*Problem to solve:*
Extract each line where the string "thống" shows up.

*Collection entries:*

start

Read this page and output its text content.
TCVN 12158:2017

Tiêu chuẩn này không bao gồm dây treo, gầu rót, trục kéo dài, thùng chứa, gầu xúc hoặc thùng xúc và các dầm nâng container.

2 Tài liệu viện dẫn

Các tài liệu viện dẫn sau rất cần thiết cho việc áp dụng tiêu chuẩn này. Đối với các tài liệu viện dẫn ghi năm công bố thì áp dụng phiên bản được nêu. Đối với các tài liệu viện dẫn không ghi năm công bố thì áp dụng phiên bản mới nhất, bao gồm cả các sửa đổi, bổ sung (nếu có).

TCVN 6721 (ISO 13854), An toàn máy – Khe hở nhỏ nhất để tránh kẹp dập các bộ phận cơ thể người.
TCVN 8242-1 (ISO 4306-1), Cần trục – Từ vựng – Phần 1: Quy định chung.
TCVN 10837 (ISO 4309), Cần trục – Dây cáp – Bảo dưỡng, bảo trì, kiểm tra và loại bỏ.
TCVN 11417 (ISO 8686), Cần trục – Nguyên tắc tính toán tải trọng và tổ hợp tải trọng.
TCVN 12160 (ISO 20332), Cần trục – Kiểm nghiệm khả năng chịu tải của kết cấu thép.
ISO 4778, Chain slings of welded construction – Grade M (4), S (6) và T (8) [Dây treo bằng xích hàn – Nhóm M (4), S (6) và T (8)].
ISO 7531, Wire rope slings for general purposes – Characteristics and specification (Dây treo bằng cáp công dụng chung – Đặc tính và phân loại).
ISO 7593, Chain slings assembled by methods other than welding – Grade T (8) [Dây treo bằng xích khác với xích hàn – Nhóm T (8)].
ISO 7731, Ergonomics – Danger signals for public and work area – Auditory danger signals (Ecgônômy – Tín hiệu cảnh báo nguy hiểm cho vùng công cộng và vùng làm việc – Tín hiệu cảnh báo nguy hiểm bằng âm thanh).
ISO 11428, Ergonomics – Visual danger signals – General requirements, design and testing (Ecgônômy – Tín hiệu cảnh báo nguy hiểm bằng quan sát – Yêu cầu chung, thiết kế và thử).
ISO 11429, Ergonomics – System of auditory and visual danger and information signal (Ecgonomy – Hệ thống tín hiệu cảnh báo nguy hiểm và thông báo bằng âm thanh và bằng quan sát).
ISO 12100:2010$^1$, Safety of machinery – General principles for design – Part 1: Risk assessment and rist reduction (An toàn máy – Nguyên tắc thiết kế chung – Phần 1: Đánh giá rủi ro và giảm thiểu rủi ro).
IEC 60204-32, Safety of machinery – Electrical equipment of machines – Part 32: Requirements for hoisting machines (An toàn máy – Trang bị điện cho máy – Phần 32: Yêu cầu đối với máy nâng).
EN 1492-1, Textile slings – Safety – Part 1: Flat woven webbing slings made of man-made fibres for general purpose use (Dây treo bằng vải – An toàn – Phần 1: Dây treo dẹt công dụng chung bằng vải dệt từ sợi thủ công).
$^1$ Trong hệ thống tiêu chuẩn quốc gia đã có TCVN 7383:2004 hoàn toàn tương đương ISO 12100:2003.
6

end

*Output of the exercise:*
ISO 11429, Ergonomics – System of auditory and visual danger and information signal (Ecgonomy – Hệ thống tín hiệu cảnh báo nguy hiểm và thông báo bằng âm thanh và bằng quan sát).
$^1$ Trong hệ thống tiêu chuẩn quốc gia đã có TCVN 7383:2004 hoàn toàn tương đương ISO 12100:2003.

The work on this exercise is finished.